Description of the task: Skip the pictures. Reproduce all other material exactly.

Material:

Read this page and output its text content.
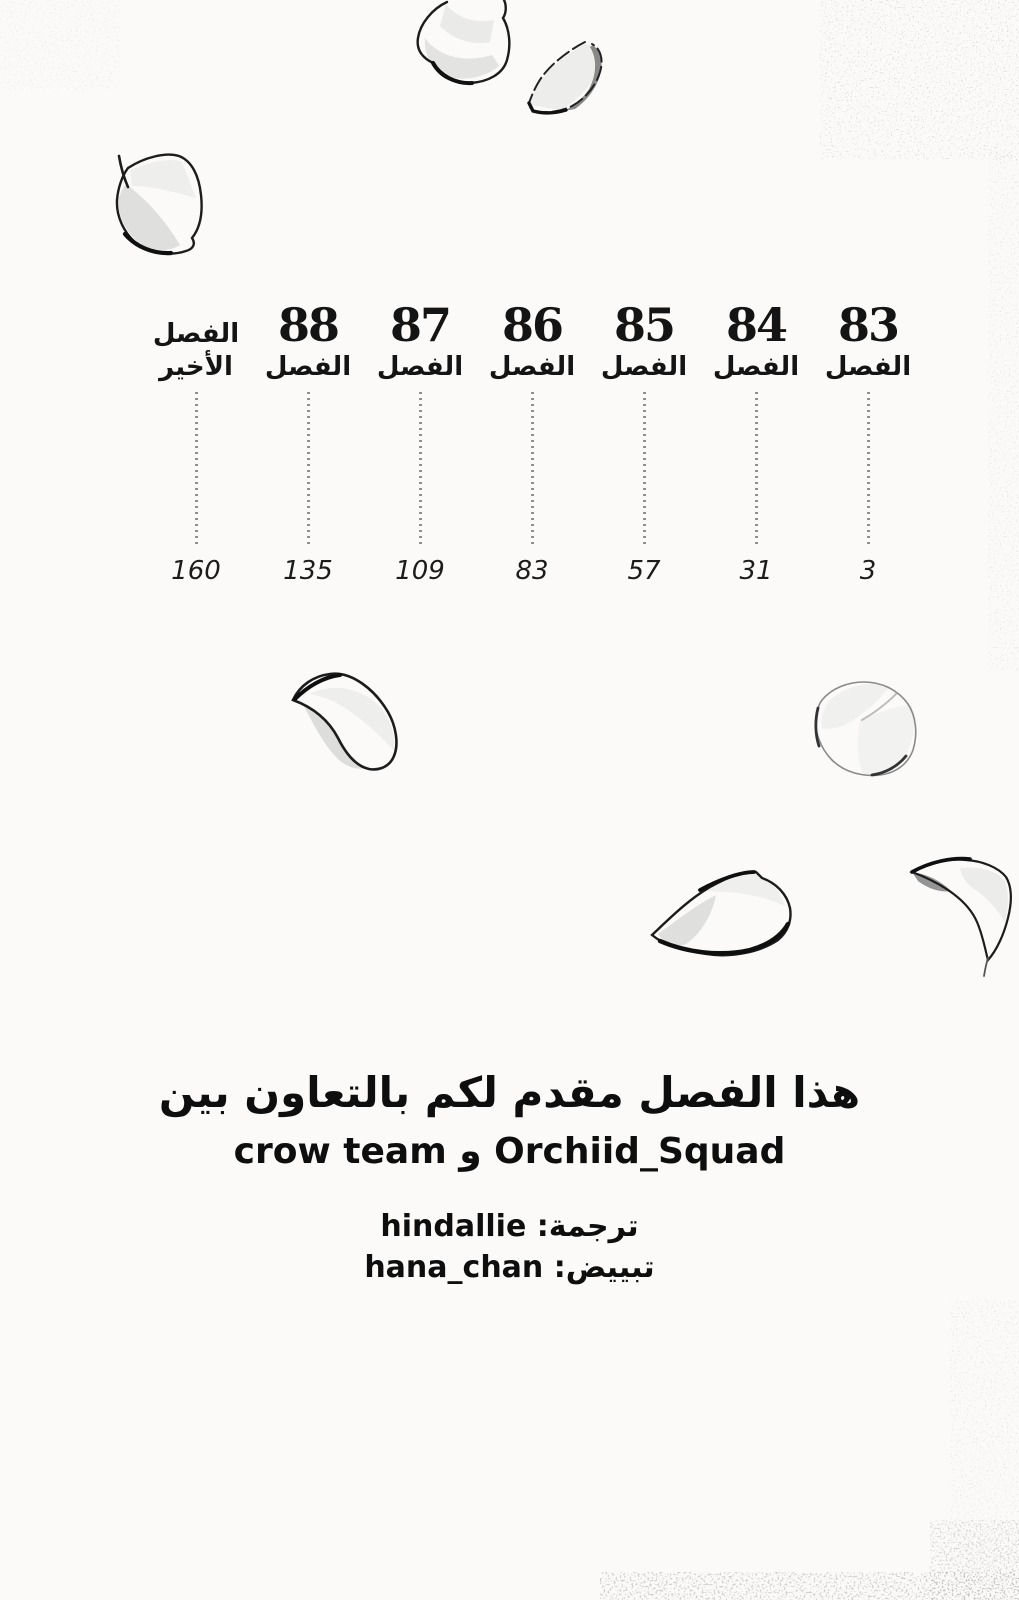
الفصل
الأخير
160
88
الفصل
135
87
الفصل
109
86
الفصل
83
85
الفصل
57
84
الفصل
31
83
الفصل
3
هذا الفصل مقدم لكم بالتعاون بين
crow team و Orchiid_Squad
ترجمة: hindallie
تبييض: hana_chan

Exercise response:
Read this page and output its text content.
الفصل
الأخير
160
88
الفصل
135
87
الفصل
109
86
الفصل
83
85
الفصل
57
84
الفصل
31
83
الفصل
3
هذا الفصل مقدم لكم بالتعاون بين
crow team و Orchiid_Squad
ترجمة: hindallie
تبييض: hana_chan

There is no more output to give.